*Extracted material*.

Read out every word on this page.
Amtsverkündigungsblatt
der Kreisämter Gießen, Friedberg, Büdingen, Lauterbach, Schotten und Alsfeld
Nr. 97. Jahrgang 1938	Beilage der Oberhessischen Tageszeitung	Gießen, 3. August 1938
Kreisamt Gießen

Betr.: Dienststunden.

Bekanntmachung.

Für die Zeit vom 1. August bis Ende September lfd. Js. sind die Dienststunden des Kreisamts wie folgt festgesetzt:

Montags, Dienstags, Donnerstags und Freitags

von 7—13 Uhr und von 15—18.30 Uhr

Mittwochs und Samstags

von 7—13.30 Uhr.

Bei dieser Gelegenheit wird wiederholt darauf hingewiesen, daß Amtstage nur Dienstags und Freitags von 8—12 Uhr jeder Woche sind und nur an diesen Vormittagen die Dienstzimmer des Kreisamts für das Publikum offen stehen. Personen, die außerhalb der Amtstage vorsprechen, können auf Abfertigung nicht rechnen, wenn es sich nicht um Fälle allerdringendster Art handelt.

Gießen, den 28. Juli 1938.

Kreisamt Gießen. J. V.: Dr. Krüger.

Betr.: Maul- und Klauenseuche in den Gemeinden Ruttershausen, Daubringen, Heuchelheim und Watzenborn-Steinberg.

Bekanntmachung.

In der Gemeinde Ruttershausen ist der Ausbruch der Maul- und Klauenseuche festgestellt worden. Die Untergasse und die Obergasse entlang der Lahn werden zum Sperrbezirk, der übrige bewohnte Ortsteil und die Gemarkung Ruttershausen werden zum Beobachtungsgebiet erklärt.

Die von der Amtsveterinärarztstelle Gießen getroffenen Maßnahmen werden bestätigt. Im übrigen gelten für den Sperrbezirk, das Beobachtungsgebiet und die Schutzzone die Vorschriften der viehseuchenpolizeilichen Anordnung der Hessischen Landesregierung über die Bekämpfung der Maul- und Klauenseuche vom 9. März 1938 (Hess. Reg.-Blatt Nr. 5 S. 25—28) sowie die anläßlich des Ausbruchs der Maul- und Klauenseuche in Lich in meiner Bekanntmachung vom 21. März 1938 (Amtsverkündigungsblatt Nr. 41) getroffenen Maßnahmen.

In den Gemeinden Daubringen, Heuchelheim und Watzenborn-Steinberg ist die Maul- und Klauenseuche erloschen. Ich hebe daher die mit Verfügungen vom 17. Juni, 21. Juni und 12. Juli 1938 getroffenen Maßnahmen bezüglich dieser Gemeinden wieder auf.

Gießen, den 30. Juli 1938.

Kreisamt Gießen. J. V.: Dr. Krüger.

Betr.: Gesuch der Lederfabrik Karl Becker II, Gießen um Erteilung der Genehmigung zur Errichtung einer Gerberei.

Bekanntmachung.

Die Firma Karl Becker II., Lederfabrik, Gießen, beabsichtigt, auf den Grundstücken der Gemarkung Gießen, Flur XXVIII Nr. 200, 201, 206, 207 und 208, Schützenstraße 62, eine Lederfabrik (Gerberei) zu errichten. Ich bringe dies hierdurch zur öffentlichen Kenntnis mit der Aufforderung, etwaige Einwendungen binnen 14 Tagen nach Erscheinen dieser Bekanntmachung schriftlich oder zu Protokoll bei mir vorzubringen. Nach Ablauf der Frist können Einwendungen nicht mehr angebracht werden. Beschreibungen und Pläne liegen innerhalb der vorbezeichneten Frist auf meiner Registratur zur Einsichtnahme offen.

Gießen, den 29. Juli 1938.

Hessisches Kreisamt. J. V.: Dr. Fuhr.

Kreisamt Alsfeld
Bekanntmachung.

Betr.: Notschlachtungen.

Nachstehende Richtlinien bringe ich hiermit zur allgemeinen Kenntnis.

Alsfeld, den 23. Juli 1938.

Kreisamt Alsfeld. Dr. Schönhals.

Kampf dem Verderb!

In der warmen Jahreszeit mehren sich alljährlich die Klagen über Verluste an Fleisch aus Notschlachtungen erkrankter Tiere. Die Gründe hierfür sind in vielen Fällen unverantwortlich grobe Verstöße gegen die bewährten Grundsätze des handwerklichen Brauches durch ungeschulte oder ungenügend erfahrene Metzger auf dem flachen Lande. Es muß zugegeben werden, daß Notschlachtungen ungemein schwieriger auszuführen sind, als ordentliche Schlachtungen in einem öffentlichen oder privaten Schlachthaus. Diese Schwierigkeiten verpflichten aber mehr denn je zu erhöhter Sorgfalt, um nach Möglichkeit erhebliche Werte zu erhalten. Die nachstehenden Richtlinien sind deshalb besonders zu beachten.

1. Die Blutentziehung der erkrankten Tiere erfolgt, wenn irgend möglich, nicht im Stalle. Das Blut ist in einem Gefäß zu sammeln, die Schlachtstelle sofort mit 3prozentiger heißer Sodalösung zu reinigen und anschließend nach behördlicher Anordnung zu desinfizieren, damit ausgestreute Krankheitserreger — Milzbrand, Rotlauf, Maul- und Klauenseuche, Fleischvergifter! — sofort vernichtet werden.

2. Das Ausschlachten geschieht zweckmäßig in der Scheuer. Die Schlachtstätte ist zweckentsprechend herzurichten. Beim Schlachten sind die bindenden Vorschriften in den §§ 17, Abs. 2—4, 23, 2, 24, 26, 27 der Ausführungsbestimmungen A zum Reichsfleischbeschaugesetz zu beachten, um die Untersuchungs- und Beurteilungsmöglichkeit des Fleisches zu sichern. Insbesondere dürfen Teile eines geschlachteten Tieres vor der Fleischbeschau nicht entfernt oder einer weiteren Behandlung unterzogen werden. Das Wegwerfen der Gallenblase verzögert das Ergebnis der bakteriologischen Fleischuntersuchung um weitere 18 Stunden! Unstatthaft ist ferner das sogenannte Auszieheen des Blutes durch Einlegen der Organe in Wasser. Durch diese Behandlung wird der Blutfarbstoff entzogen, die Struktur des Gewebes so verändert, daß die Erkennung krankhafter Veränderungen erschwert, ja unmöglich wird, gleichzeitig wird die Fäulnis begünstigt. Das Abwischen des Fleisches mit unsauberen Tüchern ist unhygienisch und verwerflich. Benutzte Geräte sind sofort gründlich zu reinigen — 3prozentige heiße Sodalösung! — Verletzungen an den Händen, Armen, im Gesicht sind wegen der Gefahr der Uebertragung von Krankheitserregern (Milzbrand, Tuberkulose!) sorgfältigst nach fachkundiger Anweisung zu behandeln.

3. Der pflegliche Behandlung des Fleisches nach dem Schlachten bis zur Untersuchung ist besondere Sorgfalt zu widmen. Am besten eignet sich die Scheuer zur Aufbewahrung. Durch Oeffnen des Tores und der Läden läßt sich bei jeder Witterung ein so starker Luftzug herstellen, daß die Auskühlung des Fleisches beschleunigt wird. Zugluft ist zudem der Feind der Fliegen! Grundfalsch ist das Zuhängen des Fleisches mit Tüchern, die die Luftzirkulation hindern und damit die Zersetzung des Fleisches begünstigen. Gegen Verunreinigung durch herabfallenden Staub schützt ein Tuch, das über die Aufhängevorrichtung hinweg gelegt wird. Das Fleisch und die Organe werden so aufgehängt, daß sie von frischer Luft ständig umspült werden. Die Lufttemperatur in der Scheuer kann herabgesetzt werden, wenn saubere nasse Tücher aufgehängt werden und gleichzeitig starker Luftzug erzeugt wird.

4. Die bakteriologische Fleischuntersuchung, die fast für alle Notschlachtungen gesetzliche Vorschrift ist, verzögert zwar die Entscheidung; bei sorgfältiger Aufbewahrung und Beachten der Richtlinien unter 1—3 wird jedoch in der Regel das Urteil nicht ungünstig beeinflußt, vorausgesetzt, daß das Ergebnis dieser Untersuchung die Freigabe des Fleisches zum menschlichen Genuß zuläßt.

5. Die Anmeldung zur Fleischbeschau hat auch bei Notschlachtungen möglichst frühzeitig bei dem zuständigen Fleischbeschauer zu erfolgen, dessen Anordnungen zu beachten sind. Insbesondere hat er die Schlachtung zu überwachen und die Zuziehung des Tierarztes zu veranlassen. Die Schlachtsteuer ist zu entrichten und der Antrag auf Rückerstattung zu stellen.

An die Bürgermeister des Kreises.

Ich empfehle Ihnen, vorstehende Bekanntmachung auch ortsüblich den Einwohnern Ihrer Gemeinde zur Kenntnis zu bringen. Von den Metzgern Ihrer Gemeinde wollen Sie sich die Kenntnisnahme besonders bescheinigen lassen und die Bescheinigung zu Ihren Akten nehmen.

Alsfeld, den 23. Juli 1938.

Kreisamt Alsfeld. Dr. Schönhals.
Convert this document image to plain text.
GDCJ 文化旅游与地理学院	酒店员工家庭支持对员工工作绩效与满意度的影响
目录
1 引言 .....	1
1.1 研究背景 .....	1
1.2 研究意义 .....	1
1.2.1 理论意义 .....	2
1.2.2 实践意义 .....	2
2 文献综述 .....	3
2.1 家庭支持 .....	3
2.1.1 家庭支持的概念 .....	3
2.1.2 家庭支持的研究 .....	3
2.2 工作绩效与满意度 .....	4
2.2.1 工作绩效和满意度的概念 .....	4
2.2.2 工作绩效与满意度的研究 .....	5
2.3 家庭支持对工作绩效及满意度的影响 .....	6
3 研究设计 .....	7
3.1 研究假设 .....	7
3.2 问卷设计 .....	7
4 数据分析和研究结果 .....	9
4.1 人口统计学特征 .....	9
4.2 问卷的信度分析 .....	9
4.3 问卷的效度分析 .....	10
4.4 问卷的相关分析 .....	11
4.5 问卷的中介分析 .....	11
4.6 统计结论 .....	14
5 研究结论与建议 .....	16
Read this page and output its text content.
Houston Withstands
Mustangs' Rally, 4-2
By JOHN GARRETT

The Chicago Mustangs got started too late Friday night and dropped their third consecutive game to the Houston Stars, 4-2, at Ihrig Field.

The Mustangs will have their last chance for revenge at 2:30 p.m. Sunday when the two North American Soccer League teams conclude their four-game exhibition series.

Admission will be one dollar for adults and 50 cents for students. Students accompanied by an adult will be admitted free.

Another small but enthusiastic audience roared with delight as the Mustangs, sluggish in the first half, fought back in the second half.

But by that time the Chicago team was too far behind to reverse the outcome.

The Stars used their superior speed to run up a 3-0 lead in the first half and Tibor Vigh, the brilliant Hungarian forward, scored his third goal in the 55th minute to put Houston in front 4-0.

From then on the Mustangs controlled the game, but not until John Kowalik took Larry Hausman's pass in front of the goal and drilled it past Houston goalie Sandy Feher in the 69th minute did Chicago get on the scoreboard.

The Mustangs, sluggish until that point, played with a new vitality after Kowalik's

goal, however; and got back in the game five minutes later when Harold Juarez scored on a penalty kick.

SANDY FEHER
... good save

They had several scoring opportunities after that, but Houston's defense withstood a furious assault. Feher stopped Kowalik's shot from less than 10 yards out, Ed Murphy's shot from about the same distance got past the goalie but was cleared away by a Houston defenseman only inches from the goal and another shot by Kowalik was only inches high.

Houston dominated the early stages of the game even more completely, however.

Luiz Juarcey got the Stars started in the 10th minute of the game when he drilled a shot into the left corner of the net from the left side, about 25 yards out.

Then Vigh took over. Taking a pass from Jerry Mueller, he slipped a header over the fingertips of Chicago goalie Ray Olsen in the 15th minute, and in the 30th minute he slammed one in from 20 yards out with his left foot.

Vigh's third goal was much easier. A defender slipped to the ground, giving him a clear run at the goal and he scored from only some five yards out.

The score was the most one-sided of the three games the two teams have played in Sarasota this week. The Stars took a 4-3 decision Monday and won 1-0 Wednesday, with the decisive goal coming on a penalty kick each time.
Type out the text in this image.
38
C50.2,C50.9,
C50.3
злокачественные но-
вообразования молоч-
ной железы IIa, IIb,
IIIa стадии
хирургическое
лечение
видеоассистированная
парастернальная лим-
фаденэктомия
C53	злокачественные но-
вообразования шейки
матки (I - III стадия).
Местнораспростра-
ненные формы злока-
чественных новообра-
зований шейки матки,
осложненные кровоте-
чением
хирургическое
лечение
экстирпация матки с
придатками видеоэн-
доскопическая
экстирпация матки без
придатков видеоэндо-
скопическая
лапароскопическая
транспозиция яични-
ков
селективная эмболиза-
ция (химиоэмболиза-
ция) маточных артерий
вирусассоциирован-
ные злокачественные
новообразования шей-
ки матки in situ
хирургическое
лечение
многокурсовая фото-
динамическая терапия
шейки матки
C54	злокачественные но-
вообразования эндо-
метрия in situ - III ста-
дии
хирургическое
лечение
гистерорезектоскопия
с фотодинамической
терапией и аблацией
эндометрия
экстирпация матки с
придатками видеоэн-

*Direction*. Give the count of lines in the data above that hold the string "матки", with no additional words.

*Exercise result*. 7